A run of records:
━━━━━━━━━━━━━━━━

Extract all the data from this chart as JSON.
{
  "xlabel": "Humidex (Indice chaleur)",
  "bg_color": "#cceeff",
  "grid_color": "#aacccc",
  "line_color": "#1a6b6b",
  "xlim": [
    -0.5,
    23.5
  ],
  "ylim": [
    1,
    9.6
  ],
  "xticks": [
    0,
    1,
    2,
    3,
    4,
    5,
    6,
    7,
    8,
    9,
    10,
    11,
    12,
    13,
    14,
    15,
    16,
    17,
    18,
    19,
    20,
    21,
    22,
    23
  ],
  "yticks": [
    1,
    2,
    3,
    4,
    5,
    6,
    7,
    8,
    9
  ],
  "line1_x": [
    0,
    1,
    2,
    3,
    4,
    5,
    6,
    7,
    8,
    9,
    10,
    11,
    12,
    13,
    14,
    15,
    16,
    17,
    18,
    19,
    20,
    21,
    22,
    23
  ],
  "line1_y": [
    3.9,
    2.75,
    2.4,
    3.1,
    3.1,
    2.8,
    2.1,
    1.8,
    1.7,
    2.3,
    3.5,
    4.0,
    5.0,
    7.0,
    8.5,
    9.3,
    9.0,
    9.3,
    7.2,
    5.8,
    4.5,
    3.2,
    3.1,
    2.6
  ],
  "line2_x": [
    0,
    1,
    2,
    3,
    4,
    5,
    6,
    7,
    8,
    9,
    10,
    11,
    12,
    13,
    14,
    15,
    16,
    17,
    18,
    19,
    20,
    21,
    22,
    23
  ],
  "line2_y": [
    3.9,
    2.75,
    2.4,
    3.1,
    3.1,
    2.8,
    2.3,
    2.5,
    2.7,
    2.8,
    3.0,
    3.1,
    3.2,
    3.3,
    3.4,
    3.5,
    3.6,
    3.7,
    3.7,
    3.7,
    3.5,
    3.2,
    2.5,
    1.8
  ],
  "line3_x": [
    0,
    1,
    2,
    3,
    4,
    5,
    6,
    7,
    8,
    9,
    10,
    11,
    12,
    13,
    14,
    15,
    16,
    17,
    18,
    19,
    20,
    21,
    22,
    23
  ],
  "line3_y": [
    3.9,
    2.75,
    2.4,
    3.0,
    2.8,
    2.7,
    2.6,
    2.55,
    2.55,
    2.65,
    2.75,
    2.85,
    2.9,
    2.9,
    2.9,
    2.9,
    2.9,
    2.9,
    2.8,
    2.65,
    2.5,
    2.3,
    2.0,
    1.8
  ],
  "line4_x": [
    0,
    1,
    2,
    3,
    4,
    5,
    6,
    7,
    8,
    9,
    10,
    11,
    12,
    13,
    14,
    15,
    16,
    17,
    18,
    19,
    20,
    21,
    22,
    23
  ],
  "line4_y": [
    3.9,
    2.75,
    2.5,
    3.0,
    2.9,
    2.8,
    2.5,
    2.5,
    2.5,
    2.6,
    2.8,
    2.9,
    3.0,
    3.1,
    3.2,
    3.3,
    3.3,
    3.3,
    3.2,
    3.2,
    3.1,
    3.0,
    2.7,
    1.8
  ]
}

━━━━━━━━━━━━━━━━

Task instructions :: All of the material must be reproduced exactly.

Response to the exercise ::
Extract all the data from this chart as JSON.
{
  "xlabel": "Humidex (Indice chaleur)",
  "bg_color": "#cceeff",
  "grid_color": "#aacccc",
  "line_color": "#1a6b6b",
  "xlim": [
    -0.5,
    23.5
  ],
  "ylim": [
    1,
    9.6
  ],
  "xticks": [
    0,
    1,
    2,
    3,
    4,
    5,
    6,
    7,
    8,
    9,
    10,
    11,
    12,
    13,
    14,
    15,
    16,
    17,
    18,
    19,
    20,
    21,
    22,
    23
  ],
  "yticks": [
    1,
    2,
    3,
    4,
    5,
    6,
    7,
    8,
    9
  ],
  "line1_x": [
    0,
    1,
    2,
    3,
    4,
    5,
    6,
    7,
    8,
    9,
    10,
    11,
    12,
    13,
    14,
    15,
    16,
    17,
    18,
    19,
    20,
    21,
    22,
    23
  ],
  "line1_y": [
    3.9,
    2.75,
    2.4,
    3.1,
    3.1,
    2.8,
    2.1,
    1.8,
    1.7,
    2.3,
    3.5,
    4.0,
    5.0,
    7.0,
    8.5,
    9.3,
    9.0,
    9.3,
    7.2,
    5.8,
    4.5,
    3.2,
    3.1,
    2.6
  ],
  "line2_x": [
    0,
    1,
    2,
    3,
    4,
    5,
    6,
    7,
    8,
    9,
    10,
    11,
    12,
    13,
    14,
    15,
    16,
    17,
    18,
    19,
    20,
    21,
    22,
    23
  ],
  "line2_y": [
    3.9,
    2.75,
    2.4,
    3.1,
    3.1,
    2.8,
    2.3,
    2.5,
    2.7,
    2.8,
    3.0,
    3.1,
    3.2,
    3.3,
    3.4,
    3.5,
    3.6,
    3.7,
    3.7,
    3.7,
    3.5,
    3.2,
    2.5,
    1.8
  ],
  "line3_x": [
    0,
    1,
    2,
    3,
    4,
    5,
    6,
    7,
    8,
    9,
    10,
    11,
    12,
    13,
    14,
    15,
    16,
    17,
    18,
    19,
    20,
    21,
    22,
    23
  ],
  "line3_y": [
    3.9,
    2.75,
    2.4,
    3.0,
    2.8,
    2.7,
    2.6,
    2.55,
    2.55,
    2.65,
    2.75,
    2.85,
    2.9,
    2.9,
    2.9,
    2.9,
    2.9,
    2.9,
    2.8,
    2.65,
    2.5,
    2.3,
    2.0,
    1.8
  ],
  "line4_x": [
    0,
    1,
    2,
    3,
    4,
    5,
    6,
    7,
    8,
    9,
    10,
    11,
    12,
    13,
    14,
    15,
    16,
    17,
    18,
    19,
    20,
    21,
    22,
    23
  ],
  "line4_y": [
    3.9,
    2.75,
    2.5,
    3.0,
    2.9,
    2.8,
    2.5,
    2.5,
    2.5,
    2.6,
    2.8,
    2.9,
    3.0,
    3.1,
    3.2,
    3.3,
    3.3,
    3.3,
    3.2,
    3.2,
    3.1,
    3.0,
    2.7,
    1.8
  ]
}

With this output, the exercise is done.